▶ 节选:

山林高不过十米,远远看去,松树密密地覆盖着。走进去,有各种树,野柿子树、板栗树、鸡爪子树,还有可以做栗子豆腐的乌栗子树黄栗子树伏板子树,还有灌木和各种草本植物,可以打毛栗子,掐蕨蕨禾子,摘野生草莓和树莓,草莓和树莓在青阳有一个美丽的叫法――“梦梦子”,摘草莓叫“摘梦梦子”。山上还有很多米碎花,秋天开满花,引来无数的野蜂采蜜;有结红果的九节龙;也挂着红玛瑙般果实的黑果菝葜,我们叫它“八卦刺”,根状茎富含淀粉不光可以充当零食,还是一味好中药;黄中带红的刺梨子果实闪耀着晶莹的光泽,剥一个放入口中,涩中带甜;还有羊奶子、灯笼果,羊奶子像一粒粒长圆珍珠,灯笼果像一盏盏纸皮小灯笼,灯笼里罩着圆滑的果实,这两样东西好看不好吃,观赏性远大于食用性;还有大笋子、小笋子,水竹笋、木竹笋。
松树底下,多的是蘑菇,最多的是青墨和淡黄的松树菇,还有大朵麻灰的形似鸡毛的“鸡爪信”、腻滑鲜香的“鸡蛋黄”,如果换成学名,“鸡爪信”是麻母鸡菌,“鸡蛋黄”是黄赖头。还有一簇簇的麻栗窝,水鸡枞,鸡油菌,奶浆菌。与腊香、香橙一起在山里边玩边采蘑菇,回来让奶奶打汤,或炒,或煮,鲜得来!夏天雨后还可以捡滴滴菇,当然这时你还要小心毛辣子。
爷爷家有一片茶叶地在这山里,谷雨前后,小姑就开始进山摘茶叶。
小姑在茶棵前,坐个小板凳,一片片按顺序摘,如同歌里唱的,“左采茶来右采茶,双手两面一起下,好比那,两只公鸡啄米上又下”。

▶ 记录摘录:

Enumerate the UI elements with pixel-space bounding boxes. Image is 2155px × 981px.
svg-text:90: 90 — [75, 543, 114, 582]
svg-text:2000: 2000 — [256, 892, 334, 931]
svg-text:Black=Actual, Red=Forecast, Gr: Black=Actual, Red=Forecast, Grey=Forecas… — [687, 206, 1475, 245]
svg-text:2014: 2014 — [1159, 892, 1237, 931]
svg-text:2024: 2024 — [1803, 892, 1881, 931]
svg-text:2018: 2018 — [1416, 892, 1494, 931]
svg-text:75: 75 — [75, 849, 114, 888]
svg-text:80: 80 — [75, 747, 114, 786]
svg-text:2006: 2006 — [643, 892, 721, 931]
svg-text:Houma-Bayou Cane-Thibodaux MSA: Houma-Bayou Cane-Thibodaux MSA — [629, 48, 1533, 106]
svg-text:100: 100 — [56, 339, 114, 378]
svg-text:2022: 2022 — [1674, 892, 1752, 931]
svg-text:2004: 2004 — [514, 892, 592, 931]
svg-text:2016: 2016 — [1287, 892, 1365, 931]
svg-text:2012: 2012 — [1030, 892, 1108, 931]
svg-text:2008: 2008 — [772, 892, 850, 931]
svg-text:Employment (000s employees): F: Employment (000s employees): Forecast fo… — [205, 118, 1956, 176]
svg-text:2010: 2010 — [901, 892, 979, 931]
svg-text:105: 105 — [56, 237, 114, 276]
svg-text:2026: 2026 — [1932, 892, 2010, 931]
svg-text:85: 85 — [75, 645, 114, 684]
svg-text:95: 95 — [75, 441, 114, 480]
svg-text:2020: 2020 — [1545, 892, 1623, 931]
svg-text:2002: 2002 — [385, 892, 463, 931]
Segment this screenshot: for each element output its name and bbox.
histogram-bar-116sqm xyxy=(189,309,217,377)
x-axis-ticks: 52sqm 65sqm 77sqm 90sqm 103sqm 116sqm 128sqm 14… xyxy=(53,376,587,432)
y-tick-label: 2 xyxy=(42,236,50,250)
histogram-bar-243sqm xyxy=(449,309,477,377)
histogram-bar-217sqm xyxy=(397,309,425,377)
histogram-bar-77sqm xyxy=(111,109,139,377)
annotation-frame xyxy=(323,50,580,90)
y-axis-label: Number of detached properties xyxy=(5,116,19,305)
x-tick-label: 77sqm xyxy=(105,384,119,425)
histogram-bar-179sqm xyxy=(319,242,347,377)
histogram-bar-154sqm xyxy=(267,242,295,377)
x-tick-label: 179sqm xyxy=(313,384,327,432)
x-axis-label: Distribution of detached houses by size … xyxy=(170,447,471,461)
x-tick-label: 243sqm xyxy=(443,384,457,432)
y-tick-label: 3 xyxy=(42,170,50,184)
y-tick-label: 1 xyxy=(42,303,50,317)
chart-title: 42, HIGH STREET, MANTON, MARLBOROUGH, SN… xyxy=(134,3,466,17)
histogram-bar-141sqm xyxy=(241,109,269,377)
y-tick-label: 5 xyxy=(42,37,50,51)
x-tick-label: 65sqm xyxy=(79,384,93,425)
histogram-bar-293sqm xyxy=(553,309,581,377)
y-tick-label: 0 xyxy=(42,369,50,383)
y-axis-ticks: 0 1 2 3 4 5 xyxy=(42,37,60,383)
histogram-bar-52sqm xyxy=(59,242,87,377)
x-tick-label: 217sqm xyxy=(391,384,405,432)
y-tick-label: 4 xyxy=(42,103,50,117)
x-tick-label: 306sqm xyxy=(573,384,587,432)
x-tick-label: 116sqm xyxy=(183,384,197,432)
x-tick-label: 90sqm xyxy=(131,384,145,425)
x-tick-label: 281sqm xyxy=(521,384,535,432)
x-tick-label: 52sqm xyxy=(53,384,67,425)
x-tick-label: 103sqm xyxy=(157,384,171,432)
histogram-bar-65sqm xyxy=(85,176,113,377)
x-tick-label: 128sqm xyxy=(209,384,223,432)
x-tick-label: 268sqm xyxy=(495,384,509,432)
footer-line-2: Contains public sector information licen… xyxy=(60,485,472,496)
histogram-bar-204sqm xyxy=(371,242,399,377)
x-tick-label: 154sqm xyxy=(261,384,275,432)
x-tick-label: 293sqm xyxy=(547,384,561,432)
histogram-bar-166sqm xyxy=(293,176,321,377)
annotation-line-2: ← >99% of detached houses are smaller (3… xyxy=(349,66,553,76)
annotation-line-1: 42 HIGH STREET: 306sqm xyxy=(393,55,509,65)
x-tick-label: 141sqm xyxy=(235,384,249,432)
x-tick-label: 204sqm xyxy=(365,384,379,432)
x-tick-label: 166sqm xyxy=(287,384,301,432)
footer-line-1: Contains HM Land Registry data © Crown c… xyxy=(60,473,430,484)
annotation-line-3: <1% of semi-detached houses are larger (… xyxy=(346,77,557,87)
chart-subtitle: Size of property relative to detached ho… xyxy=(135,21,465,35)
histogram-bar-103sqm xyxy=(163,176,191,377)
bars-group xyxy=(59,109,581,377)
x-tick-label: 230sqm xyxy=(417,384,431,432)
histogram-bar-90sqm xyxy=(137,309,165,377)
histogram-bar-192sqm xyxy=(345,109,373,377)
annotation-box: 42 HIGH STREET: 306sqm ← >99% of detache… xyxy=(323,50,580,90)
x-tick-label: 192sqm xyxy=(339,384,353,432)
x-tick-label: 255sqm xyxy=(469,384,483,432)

▶ 完成下列任务:
A. 请誊抄节选中以含有“山林高不过十米,远远看去,松”的词句开头、以“可以捡滴滴菇,当然这时你还要小心毛辣子。”结尾的那一部分,一字不改。
B. 判断下列说法是否与节选相符,每项答“是”或“否”,并附上节选中决定判断的原句:(i)草莓和树莓在青阳被叫作“梦梦子”;(ii)羊奶子和灯笼果好吃但不好看;(iii)小姑在立秋前后进山摘茶叶。
这些记录与节选并无关联。

▶ 答案依次如下:
A.
山林高不过十米,远远看去,松树密密地覆盖着。走进去,有各种树,野柿子树、板栗树、鸡爪子树,还有可以做栗子豆腐的乌栗子树黄栗子树伏板子树,还有灌木和各种草本植物,可以打毛栗子,掐蕨蕨禾子,摘野生草莓和树莓,草莓和树莓在青阳有一个美丽的叫法――“梦梦子”,摘草莓叫“摘梦梦子”。山上还有很多米碎花,秋天开满花,引来无数的野蜂采蜜;有结红果的九节龙;也挂着红玛瑙般果实的黑果菝葜,我们叫它“八卦刺”,根状茎富含淀粉不光可以充当零食,还是一味好中药;黄中带红的刺梨子果实闪耀着晶莹的光泽,剥一个放入口中,涩中带甜;还有羊奶子、灯笼果,羊奶子像一粒粒长圆珍珠,灯笼果像一盏盏纸皮小灯笼,灯笼里罩着圆滑的果实,这两样东西好看不好吃,观赏性远大于食用性;还有大笋子、小笋子,水竹笋、木竹笋。
松树底下,多的是蘑菇,最多的是青墨和淡黄的松树菇,还有大朵麻灰的形似鸡毛的“鸡爪信”、腻滑鲜香的“鸡蛋黄”,如果换成学名,“鸡爪信”是麻母鸡菌,“鸡蛋黄”是黄赖头。还有一簇簇的麻栗窝,水鸡枞,鸡油菌,奶浆菌。与腊香、香橙一起在山里边玩边采蘑菇,回来让奶奶打汤,或炒,或煮,鲜得来!夏天雨后还可以捡滴滴菇,当然这时你还要小心毛辣子。

B.
(i)是:“草莓和树莓在青阳有一个美丽的叫法――“梦梦子””
(ii)否:“这两样东西好看不好吃”
(iii)否:“谷雨前后,小姑就开始进山摘茶叶”